EXERCISE DETAILS: Select every line in the entries below that contains the string "flexural", treating uppercase and lowercase letters as different.

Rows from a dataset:
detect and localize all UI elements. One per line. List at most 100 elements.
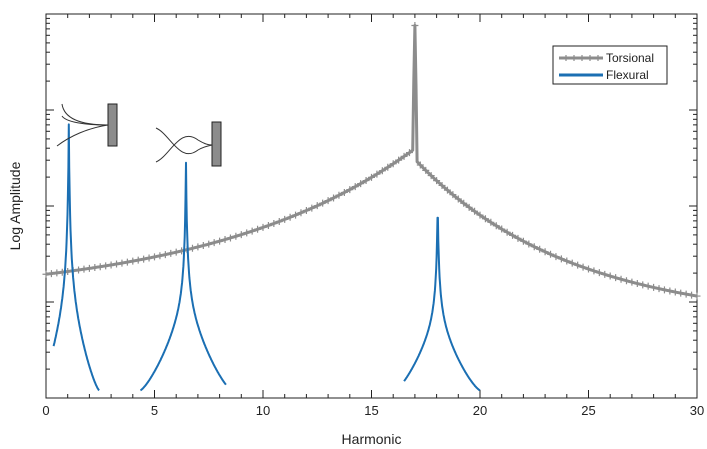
torsional-point bbox=[118, 259, 126, 267]
cantilever-mode-2-icon bbox=[155, 121, 222, 167]
torsional-point bbox=[373, 170, 381, 178]
torsional-point bbox=[351, 183, 359, 191]
torsional-point bbox=[628, 278, 636, 286]
series-flexural-peak-1 bbox=[52, 123, 100, 392]
torsional-point bbox=[259, 223, 267, 231]
torsional-point bbox=[639, 281, 647, 289]
torsional-point bbox=[226, 234, 234, 242]
torsional-point bbox=[617, 275, 625, 283]
torsional-point bbox=[427, 172, 435, 180]
torsional-point bbox=[243, 229, 251, 237]
y-axis-label: Log Amplitude bbox=[7, 161, 23, 250]
cantilever-mode-1-icon bbox=[56, 103, 118, 147]
legend-marker bbox=[595, 55, 601, 61]
torsional-point bbox=[422, 166, 430, 174]
torsional-point bbox=[248, 227, 256, 235]
torsional-point bbox=[438, 181, 446, 189]
torsional-point bbox=[281, 215, 289, 223]
x-tick-label: 5 bbox=[151, 403, 158, 418]
torsional-point bbox=[270, 220, 278, 228]
clamp-block bbox=[107, 103, 118, 147]
torsional-point bbox=[671, 288, 679, 296]
torsional-point bbox=[107, 261, 115, 269]
torsional-point bbox=[102, 262, 110, 270]
torsional-point bbox=[53, 269, 61, 277]
series-layer bbox=[42, 22, 701, 392]
torsional-point bbox=[601, 270, 609, 278]
torsional-point bbox=[585, 265, 592, 273]
torsional-point bbox=[449, 191, 457, 199]
torsional-point bbox=[677, 289, 685, 297]
torsional-point bbox=[433, 177, 441, 185]
torsional-point bbox=[660, 286, 668, 294]
series-flexural-peak-2 bbox=[139, 161, 227, 392]
series-flexural-peak-3 bbox=[403, 216, 481, 392]
torsional-point bbox=[156, 252, 164, 260]
torsional-point bbox=[308, 204, 316, 212]
legend-label-torsional: Torsional bbox=[606, 51, 654, 65]
x-tick-label: 0 bbox=[42, 403, 49, 418]
torsional-point bbox=[622, 277, 630, 285]
torsional-point bbox=[443, 186, 451, 194]
x-tick-label: 15 bbox=[364, 403, 378, 418]
torsional-point bbox=[666, 287, 674, 295]
torsional-point bbox=[471, 207, 479, 215]
torsional-point bbox=[340, 188, 348, 196]
torsional-point bbox=[188, 244, 196, 252]
torsional-point bbox=[395, 156, 403, 164]
torsional-point bbox=[465, 203, 473, 211]
torsional-point bbox=[286, 213, 294, 221]
mode-curve bbox=[56, 124, 109, 147]
legend-box bbox=[552, 45, 668, 85]
torsional-point bbox=[579, 263, 587, 271]
torsional-point bbox=[650, 283, 658, 291]
torsional-point bbox=[552, 253, 560, 261]
torsional-point bbox=[254, 225, 262, 233]
torsional-point bbox=[547, 250, 555, 258]
mode-curve bbox=[155, 127, 213, 155]
clamp-block bbox=[211, 121, 222, 167]
torsional-point bbox=[346, 186, 354, 194]
torsional-point bbox=[237, 231, 245, 239]
x-axis: 0 5 10 15 20 25 30 bbox=[42, 14, 704, 418]
torsional-point bbox=[123, 258, 131, 266]
torsional-point bbox=[335, 191, 343, 199]
legend-marker bbox=[571, 55, 577, 61]
torsional-point bbox=[384, 163, 392, 171]
torsional-point bbox=[454, 195, 462, 203]
torsional-point bbox=[368, 173, 375, 181]
torsional-point bbox=[75, 266, 83, 274]
torsional-point bbox=[389, 160, 397, 168]
torsional-point bbox=[487, 218, 495, 226]
torsional-point bbox=[145, 254, 153, 262]
legend-markers-torsional bbox=[563, 55, 601, 61]
torsional-point bbox=[330, 194, 338, 202]
torsional-point bbox=[481, 215, 489, 223]
torsional-point bbox=[362, 177, 370, 185]
torsional-point bbox=[80, 265, 88, 273]
mode-icons bbox=[56, 103, 222, 167]
torsional-point bbox=[644, 282, 652, 290]
torsional-point bbox=[292, 211, 300, 219]
torsional-point bbox=[693, 292, 701, 300]
x-tick-label: 20 bbox=[473, 403, 487, 418]
torsional-point bbox=[595, 269, 603, 277]
torsional-point bbox=[498, 225, 506, 233]
torsional-point bbox=[221, 236, 229, 244]
torsional-point bbox=[47, 270, 55, 278]
torsional-point bbox=[151, 253, 158, 261]
torsional-point bbox=[297, 209, 305, 217]
legend-label-flexural: Flexural bbox=[606, 68, 649, 82]
torsional-point bbox=[688, 291, 696, 299]
legend-marker bbox=[579, 55, 585, 61]
torsional-point bbox=[525, 240, 533, 248]
torsional-point bbox=[172, 248, 180, 256]
mode-curve bbox=[155, 135, 213, 163]
torsional-point bbox=[199, 242, 207, 250]
torsional-point bbox=[411, 22, 419, 30]
torsional-point bbox=[378, 167, 386, 175]
x-tick-label: 30 bbox=[690, 403, 704, 418]
torsional-point bbox=[655, 285, 663, 293]
torsional-point bbox=[590, 267, 598, 275]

RESULT OF THE TASK:
series-flexural-peak-1 bbox=[52, 123, 100, 392]
series-flexural-peak-2 bbox=[139, 161, 227, 392]
series-flexural-peak-3 bbox=[403, 216, 481, 392]
legend-label-flexural: Flexural bbox=[606, 68, 649, 82]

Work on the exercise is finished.